**What needs to be done**
Write the entries out again exactly as they stand, but without the pictures.

'''

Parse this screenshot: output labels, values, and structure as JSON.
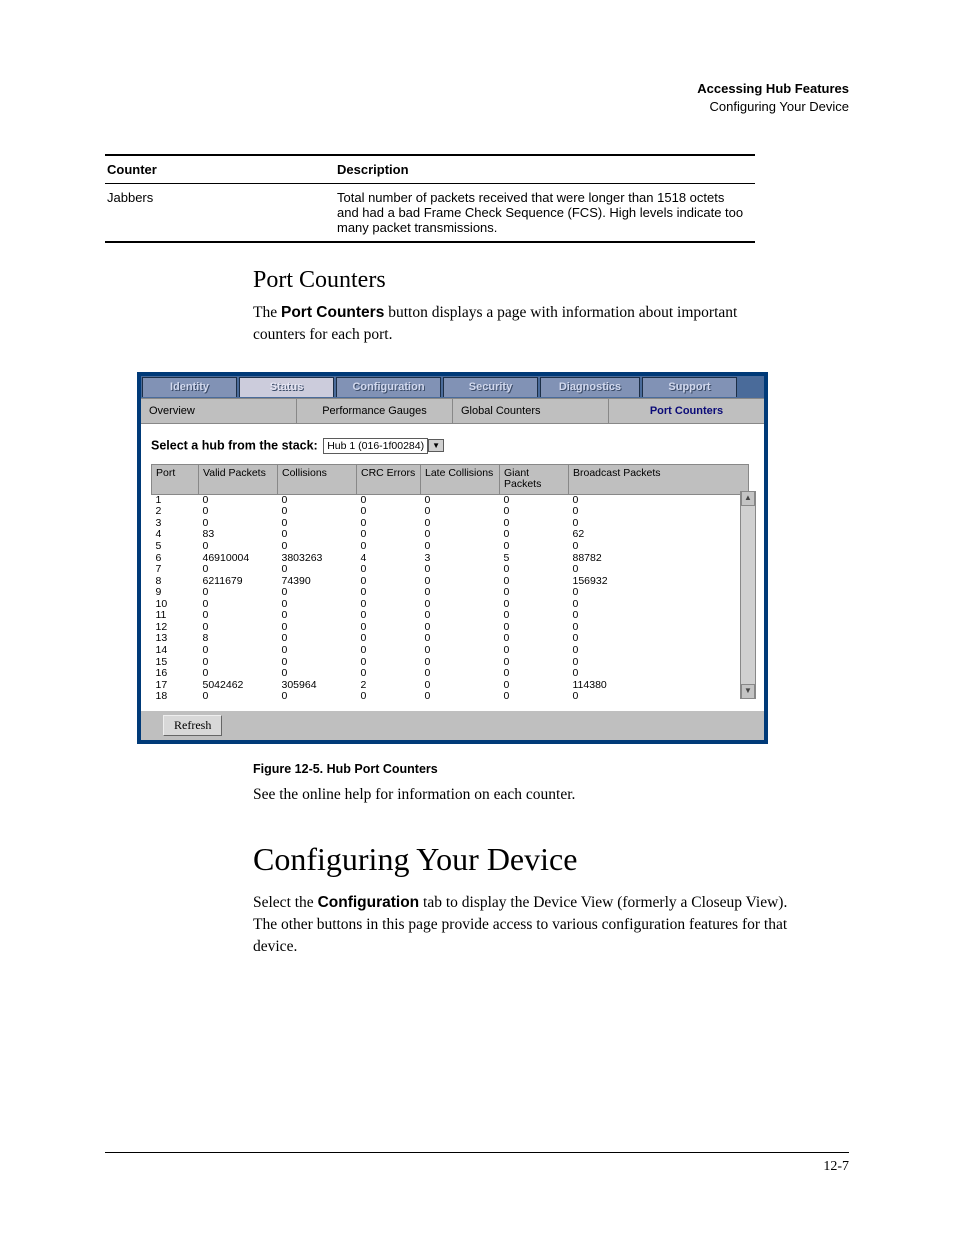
{
  "header": {
    "title": "Accessing Hub Features",
    "subtitle": "Configuring Your Device"
  },
  "counter_table": {
    "head_counter": "Counter",
    "head_description": "Description",
    "row_counter": "Jabbers",
    "row_description": "Total number of packets received that were longer than 1518 octets and had a bad Frame Check Sequence (FCS). High levels indicate too many packet transmissions."
  },
  "section_pc": {
    "heading": "Port Counters",
    "para_before": "The ",
    "para_bold": "Port Counters",
    "para_after": " button displays a page with information about important counters for each port."
  },
  "ui": {
    "tabs": {
      "identity": "Identity",
      "status": "Status",
      "configuration": "Configuration",
      "security": "Security",
      "diagnostics": "Diagnostics",
      "support": "Support"
    },
    "subtabs": {
      "overview": "Overview",
      "perf": "Performance Gauges",
      "global": "Global Counters",
      "port": "Port Counters"
    },
    "select_label": "Select a hub from the stack:",
    "select_value": "Hub 1 (016-1f00284)",
    "columns": {
      "port": "Port",
      "valid": "Valid Packets",
      "coll": "Collisions",
      "crc": "CRC Errors",
      "late": "Late Collisions",
      "giant": "Giant Packets",
      "bcast": "Broadcast Packets"
    },
    "refresh": "Refresh"
  },
  "chart_data": {
    "type": "table",
    "title": "Hub Port Counters",
    "columns": [
      "Port",
      "Valid Packets",
      "Collisions",
      "CRC Errors",
      "Late Collisions",
      "Giant Packets",
      "Broadcast Packets"
    ],
    "rows": [
      {
        "port": "1",
        "valid": "0",
        "coll": "0",
        "crc": "0",
        "late": "0",
        "giant": "0",
        "bcast": "0"
      },
      {
        "port": "2",
        "valid": "0",
        "coll": "0",
        "crc": "0",
        "late": "0",
        "giant": "0",
        "bcast": "0"
      },
      {
        "port": "3",
        "valid": "0",
        "coll": "0",
        "crc": "0",
        "late": "0",
        "giant": "0",
        "bcast": "0"
      },
      {
        "port": "4",
        "valid": "83",
        "coll": "0",
        "crc": "0",
        "late": "0",
        "giant": "0",
        "bcast": "62"
      },
      {
        "port": "5",
        "valid": "0",
        "coll": "0",
        "crc": "0",
        "late": "0",
        "giant": "0",
        "bcast": "0"
      },
      {
        "port": "6",
        "valid": "46910004",
        "coll": "3803263",
        "crc": "4",
        "late": "3",
        "giant": "5",
        "bcast": "88782"
      },
      {
        "port": "7",
        "valid": "0",
        "coll": "0",
        "crc": "0",
        "late": "0",
        "giant": "0",
        "bcast": "0"
      },
      {
        "port": "8",
        "valid": "6211679",
        "coll": "74390",
        "crc": "0",
        "late": "0",
        "giant": "0",
        "bcast": "156932"
      },
      {
        "port": "9",
        "valid": "0",
        "coll": "0",
        "crc": "0",
        "late": "0",
        "giant": "0",
        "bcast": "0"
      },
      {
        "port": "10",
        "valid": "0",
        "coll": "0",
        "crc": "0",
        "late": "0",
        "giant": "0",
        "bcast": "0"
      },
      {
        "port": "11",
        "valid": "0",
        "coll": "0",
        "crc": "0",
        "late": "0",
        "giant": "0",
        "bcast": "0"
      },
      {
        "port": "12",
        "valid": "0",
        "coll": "0",
        "crc": "0",
        "late": "0",
        "giant": "0",
        "bcast": "0"
      },
      {
        "port": "13",
        "valid": "8",
        "coll": "0",
        "crc": "0",
        "late": "0",
        "giant": "0",
        "bcast": "0"
      },
      {
        "port": "14",
        "valid": "0",
        "coll": "0",
        "crc": "0",
        "late": "0",
        "giant": "0",
        "bcast": "0"
      },
      {
        "port": "15",
        "valid": "0",
        "coll": "0",
        "crc": "0",
        "late": "0",
        "giant": "0",
        "bcast": "0"
      },
      {
        "port": "16",
        "valid": "0",
        "coll": "0",
        "crc": "0",
        "late": "0",
        "giant": "0",
        "bcast": "0"
      },
      {
        "port": "17",
        "valid": "5042462",
        "coll": "305964",
        "crc": "2",
        "late": "0",
        "giant": "0",
        "bcast": "114380"
      },
      {
        "port": "18",
        "valid": "0",
        "coll": "0",
        "crc": "0",
        "late": "0",
        "giant": "0",
        "bcast": "0"
      }
    ]
  },
  "fig_caption": "Figure 12-5. Hub Port Counters",
  "after_ui_para": "See the online help for information on each counter.",
  "section_cfg": {
    "heading": "Configuring Your Device",
    "p_before": "Select the ",
    "p_bold": "Configuration",
    "p_after": " tab to display the Device View (formerly a Closeup View). The other buttons in this page provide access to various configuration features for that device."
  },
  "page_number": "12-7"
}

'''

**Task answer**
Parse this screenshot: output labels, values, and structure as JSON.
{
  "header": {
    "title": "Accessing Hub Features",
    "subtitle": "Configuring Your Device"
  },
  "counter_table": {
    "head_counter": "Counter",
    "head_description": "Description",
    "row_counter": "Jabbers",
    "row_description": "Total number of packets received that were longer than 1518 octets and had a bad Frame Check Sequence (FCS). High levels indicate too many packet transmissions."
  },
  "section_pc": {
    "heading": "Port Counters",
    "para_before": "The ",
    "para_bold": "Port Counters",
    "para_after": " button displays a page with information about important counters for each port."
  },
  "ui": {
    "tabs": {
      "identity": "Identity",
      "status": "Status",
      "configuration": "Configuration",
      "security": "Security",
      "diagnostics": "Diagnostics",
      "support": "Support"
    },
    "subtabs": {
      "overview": "Overview",
      "perf": "Performance Gauges",
      "global": "Global Counters",
      "port": "Port Counters"
    },
    "select_label": "Select a hub from the stack:",
    "select_value": "Hub 1 (016-1f00284)",
    "columns": {
      "port": "Port",
      "valid": "Valid Packets",
      "coll": "Collisions",
      "crc": "CRC Errors",
      "late": "Late Collisions",
      "giant": "Giant Packets",
      "bcast": "Broadcast Packets"
    },
    "refresh": "Refresh"
  },
  "chart_data": {
    "type": "table",
    "title": "Hub Port Counters",
    "columns": [
      "Port",
      "Valid Packets",
      "Collisions",
      "CRC Errors",
      "Late Collisions",
      "Giant Packets",
      "Broadcast Packets"
    ],
    "rows": [
      {
        "port": "1",
        "valid": "0",
        "coll": "0",
        "crc": "0",
        "late": "0",
        "giant": "0",
        "bcast": "0"
      },
      {
        "port": "2",
        "valid": "0",
        "coll": "0",
        "crc": "0",
        "late": "0",
        "giant": "0",
        "bcast": "0"
      },
      {
        "port": "3",
        "valid": "0",
        "coll": "0",
        "crc": "0",
        "late": "0",
        "giant": "0",
        "bcast": "0"
      },
      {
        "port": "4",
        "valid": "83",
        "coll": "0",
        "crc": "0",
        "late": "0",
        "giant": "0",
        "bcast": "62"
      },
      {
        "port": "5",
        "valid": "0",
        "coll": "0",
        "crc": "0",
        "late": "0",
        "giant": "0",
        "bcast": "0"
      },
      {
        "port": "6",
        "valid": "46910004",
        "coll": "3803263",
        "crc": "4",
        "late": "3",
        "giant": "5",
        "bcast": "88782"
      },
      {
        "port": "7",
        "valid": "0",
        "coll": "0",
        "crc": "0",
        "late": "0",
        "giant": "0",
        "bcast": "0"
      },
      {
        "port": "8",
        "valid": "6211679",
        "coll": "74390",
        "crc": "0",
        "late": "0",
        "giant": "0",
        "bcast": "156932"
      },
      {
        "port": "9",
        "valid": "0",
        "coll": "0",
        "crc": "0",
        "late": "0",
        "giant": "0",
        "bcast": "0"
      },
      {
        "port": "10",
        "valid": "0",
        "coll": "0",
        "crc": "0",
        "late": "0",
        "giant": "0",
        "bcast": "0"
      },
      {
        "port": "11",
        "valid": "0",
        "coll": "0",
        "crc": "0",
        "late": "0",
        "giant": "0",
        "bcast": "0"
      },
      {
        "port": "12",
        "valid": "0",
        "coll": "0",
        "crc": "0",
        "late": "0",
        "giant": "0",
        "bcast": "0"
      },
      {
        "port": "13",
        "valid": "8",
        "coll": "0",
        "crc": "0",
        "late": "0",
        "giant": "0",
        "bcast": "0"
      },
      {
        "port": "14",
        "valid": "0",
        "coll": "0",
        "crc": "0",
        "late": "0",
        "giant": "0",
        "bcast": "0"
      },
      {
        "port": "15",
        "valid": "0",
        "coll": "0",
        "crc": "0",
        "late": "0",
        "giant": "0",
        "bcast": "0"
      },
      {
        "port": "16",
        "valid": "0",
        "coll": "0",
        "crc": "0",
        "late": "0",
        "giant": "0",
        "bcast": "0"
      },
      {
        "port": "17",
        "valid": "5042462",
        "coll": "305964",
        "crc": "2",
        "late": "0",
        "giant": "0",
        "bcast": "114380"
      },
      {
        "port": "18",
        "valid": "0",
        "coll": "0",
        "crc": "0",
        "late": "0",
        "giant": "0",
        "bcast": "0"
      }
    ]
  },
  "fig_caption": "Figure 12-5. Hub Port Counters",
  "after_ui_para": "See the online help for information on each counter.",
  "section_cfg": {
    "heading": "Configuring Your Device",
    "p_before": "Select the ",
    "p_bold": "Configuration",
    "p_after": " tab to display the Device View (formerly a Closeup View). The other buttons in this page provide access to various configuration features for that device."
  },
  "page_number": "12-7"
}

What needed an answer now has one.